(Task objective): The records below are to be copied word for word, with every picture left out.
* BEGIN *
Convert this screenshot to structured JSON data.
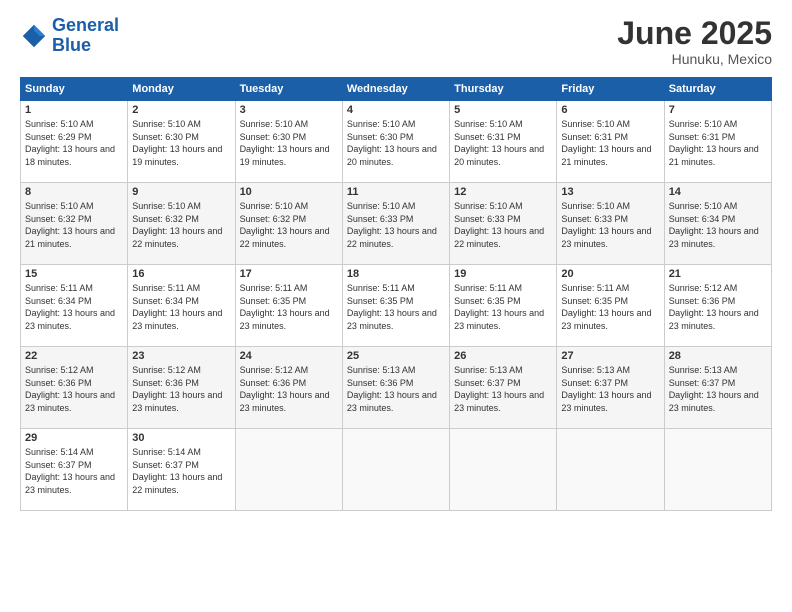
{
  "header": {
    "logo_line1": "General",
    "logo_line2": "Blue",
    "month": "June 2025",
    "location": "Hunuku, Mexico"
  },
  "days_of_week": [
    "Sunday",
    "Monday",
    "Tuesday",
    "Wednesday",
    "Thursday",
    "Friday",
    "Saturday"
  ],
  "weeks": [
    [
      {
        "day": "1",
        "sunrise": "5:10 AM",
        "sunset": "6:29 PM",
        "daylight": "13 hours and 18 minutes."
      },
      {
        "day": "2",
        "sunrise": "5:10 AM",
        "sunset": "6:30 PM",
        "daylight": "13 hours and 19 minutes."
      },
      {
        "day": "3",
        "sunrise": "5:10 AM",
        "sunset": "6:30 PM",
        "daylight": "13 hours and 19 minutes."
      },
      {
        "day": "4",
        "sunrise": "5:10 AM",
        "sunset": "6:30 PM",
        "daylight": "13 hours and 20 minutes."
      },
      {
        "day": "5",
        "sunrise": "5:10 AM",
        "sunset": "6:31 PM",
        "daylight": "13 hours and 20 minutes."
      },
      {
        "day": "6",
        "sunrise": "5:10 AM",
        "sunset": "6:31 PM",
        "daylight": "13 hours and 21 minutes."
      },
      {
        "day": "7",
        "sunrise": "5:10 AM",
        "sunset": "6:31 PM",
        "daylight": "13 hours and 21 minutes."
      }
    ],
    [
      {
        "day": "8",
        "sunrise": "5:10 AM",
        "sunset": "6:32 PM",
        "daylight": "13 hours and 21 minutes."
      },
      {
        "day": "9",
        "sunrise": "5:10 AM",
        "sunset": "6:32 PM",
        "daylight": "13 hours and 22 minutes."
      },
      {
        "day": "10",
        "sunrise": "5:10 AM",
        "sunset": "6:32 PM",
        "daylight": "13 hours and 22 minutes."
      },
      {
        "day": "11",
        "sunrise": "5:10 AM",
        "sunset": "6:33 PM",
        "daylight": "13 hours and 22 minutes."
      },
      {
        "day": "12",
        "sunrise": "5:10 AM",
        "sunset": "6:33 PM",
        "daylight": "13 hours and 22 minutes."
      },
      {
        "day": "13",
        "sunrise": "5:10 AM",
        "sunset": "6:33 PM",
        "daylight": "13 hours and 23 minutes."
      },
      {
        "day": "14",
        "sunrise": "5:10 AM",
        "sunset": "6:34 PM",
        "daylight": "13 hours and 23 minutes."
      }
    ],
    [
      {
        "day": "15",
        "sunrise": "5:11 AM",
        "sunset": "6:34 PM",
        "daylight": "13 hours and 23 minutes."
      },
      {
        "day": "16",
        "sunrise": "5:11 AM",
        "sunset": "6:34 PM",
        "daylight": "13 hours and 23 minutes."
      },
      {
        "day": "17",
        "sunrise": "5:11 AM",
        "sunset": "6:35 PM",
        "daylight": "13 hours and 23 minutes."
      },
      {
        "day": "18",
        "sunrise": "5:11 AM",
        "sunset": "6:35 PM",
        "daylight": "13 hours and 23 minutes."
      },
      {
        "day": "19",
        "sunrise": "5:11 AM",
        "sunset": "6:35 PM",
        "daylight": "13 hours and 23 minutes."
      },
      {
        "day": "20",
        "sunrise": "5:11 AM",
        "sunset": "6:35 PM",
        "daylight": "13 hours and 23 minutes."
      },
      {
        "day": "21",
        "sunrise": "5:12 AM",
        "sunset": "6:36 PM",
        "daylight": "13 hours and 23 minutes."
      }
    ],
    [
      {
        "day": "22",
        "sunrise": "5:12 AM",
        "sunset": "6:36 PM",
        "daylight": "13 hours and 23 minutes."
      },
      {
        "day": "23",
        "sunrise": "5:12 AM",
        "sunset": "6:36 PM",
        "daylight": "13 hours and 23 minutes."
      },
      {
        "day": "24",
        "sunrise": "5:12 AM",
        "sunset": "6:36 PM",
        "daylight": "13 hours and 23 minutes."
      },
      {
        "day": "25",
        "sunrise": "5:13 AM",
        "sunset": "6:36 PM",
        "daylight": "13 hours and 23 minutes."
      },
      {
        "day": "26",
        "sunrise": "5:13 AM",
        "sunset": "6:37 PM",
        "daylight": "13 hours and 23 minutes."
      },
      {
        "day": "27",
        "sunrise": "5:13 AM",
        "sunset": "6:37 PM",
        "daylight": "13 hours and 23 minutes."
      },
      {
        "day": "28",
        "sunrise": "5:13 AM",
        "sunset": "6:37 PM",
        "daylight": "13 hours and 23 minutes."
      }
    ],
    [
      {
        "day": "29",
        "sunrise": "5:14 AM",
        "sunset": "6:37 PM",
        "daylight": "13 hours and 23 minutes."
      },
      {
        "day": "30",
        "sunrise": "5:14 AM",
        "sunset": "6:37 PM",
        "daylight": "13 hours and 22 minutes."
      },
      null,
      null,
      null,
      null,
      null
    ]
  ]
}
* END *
(Output for this exercise):
Convert this screenshot to structured JSON data.
{
  "header": {
    "logo_line1": "General",
    "logo_line2": "Blue",
    "month": "June 2025",
    "location": "Hunuku, Mexico"
  },
  "days_of_week": [
    "Sunday",
    "Monday",
    "Tuesday",
    "Wednesday",
    "Thursday",
    "Friday",
    "Saturday"
  ],
  "weeks": [
    [
      {
        "day": "1",
        "sunrise": "5:10 AM",
        "sunset": "6:29 PM",
        "daylight": "13 hours and 18 minutes."
      },
      {
        "day": "2",
        "sunrise": "5:10 AM",
        "sunset": "6:30 PM",
        "daylight": "13 hours and 19 minutes."
      },
      {
        "day": "3",
        "sunrise": "5:10 AM",
        "sunset": "6:30 PM",
        "daylight": "13 hours and 19 minutes."
      },
      {
        "day": "4",
        "sunrise": "5:10 AM",
        "sunset": "6:30 PM",
        "daylight": "13 hours and 20 minutes."
      },
      {
        "day": "5",
        "sunrise": "5:10 AM",
        "sunset": "6:31 PM",
        "daylight": "13 hours and 20 minutes."
      },
      {
        "day": "6",
        "sunrise": "5:10 AM",
        "sunset": "6:31 PM",
        "daylight": "13 hours and 21 minutes."
      },
      {
        "day": "7",
        "sunrise": "5:10 AM",
        "sunset": "6:31 PM",
        "daylight": "13 hours and 21 minutes."
      }
    ],
    [
      {
        "day": "8",
        "sunrise": "5:10 AM",
        "sunset": "6:32 PM",
        "daylight": "13 hours and 21 minutes."
      },
      {
        "day": "9",
        "sunrise": "5:10 AM",
        "sunset": "6:32 PM",
        "daylight": "13 hours and 22 minutes."
      },
      {
        "day": "10",
        "sunrise": "5:10 AM",
        "sunset": "6:32 PM",
        "daylight": "13 hours and 22 minutes."
      },
      {
        "day": "11",
        "sunrise": "5:10 AM",
        "sunset": "6:33 PM",
        "daylight": "13 hours and 22 minutes."
      },
      {
        "day": "12",
        "sunrise": "5:10 AM",
        "sunset": "6:33 PM",
        "daylight": "13 hours and 22 minutes."
      },
      {
        "day": "13",
        "sunrise": "5:10 AM",
        "sunset": "6:33 PM",
        "daylight": "13 hours and 23 minutes."
      },
      {
        "day": "14",
        "sunrise": "5:10 AM",
        "sunset": "6:34 PM",
        "daylight": "13 hours and 23 minutes."
      }
    ],
    [
      {
        "day": "15",
        "sunrise": "5:11 AM",
        "sunset": "6:34 PM",
        "daylight": "13 hours and 23 minutes."
      },
      {
        "day": "16",
        "sunrise": "5:11 AM",
        "sunset": "6:34 PM",
        "daylight": "13 hours and 23 minutes."
      },
      {
        "day": "17",
        "sunrise": "5:11 AM",
        "sunset": "6:35 PM",
        "daylight": "13 hours and 23 minutes."
      },
      {
        "day": "18",
        "sunrise": "5:11 AM",
        "sunset": "6:35 PM",
        "daylight": "13 hours and 23 minutes."
      },
      {
        "day": "19",
        "sunrise": "5:11 AM",
        "sunset": "6:35 PM",
        "daylight": "13 hours and 23 minutes."
      },
      {
        "day": "20",
        "sunrise": "5:11 AM",
        "sunset": "6:35 PM",
        "daylight": "13 hours and 23 minutes."
      },
      {
        "day": "21",
        "sunrise": "5:12 AM",
        "sunset": "6:36 PM",
        "daylight": "13 hours and 23 minutes."
      }
    ],
    [
      {
        "day": "22",
        "sunrise": "5:12 AM",
        "sunset": "6:36 PM",
        "daylight": "13 hours and 23 minutes."
      },
      {
        "day": "23",
        "sunrise": "5:12 AM",
        "sunset": "6:36 PM",
        "daylight": "13 hours and 23 minutes."
      },
      {
        "day": "24",
        "sunrise": "5:12 AM",
        "sunset": "6:36 PM",
        "daylight": "13 hours and 23 minutes."
      },
      {
        "day": "25",
        "sunrise": "5:13 AM",
        "sunset": "6:36 PM",
        "daylight": "13 hours and 23 minutes."
      },
      {
        "day": "26",
        "sunrise": "5:13 AM",
        "sunset": "6:37 PM",
        "daylight": "13 hours and 23 minutes."
      },
      {
        "day": "27",
        "sunrise": "5:13 AM",
        "sunset": "6:37 PM",
        "daylight": "13 hours and 23 minutes."
      },
      {
        "day": "28",
        "sunrise": "5:13 AM",
        "sunset": "6:37 PM",
        "daylight": "13 hours and 23 minutes."
      }
    ],
    [
      {
        "day": "29",
        "sunrise": "5:14 AM",
        "sunset": "6:37 PM",
        "daylight": "13 hours and 23 minutes."
      },
      {
        "day": "30",
        "sunrise": "5:14 AM",
        "sunset": "6:37 PM",
        "daylight": "13 hours and 22 minutes."
      },
      null,
      null,
      null,
      null,
      null
    ]
  ]
}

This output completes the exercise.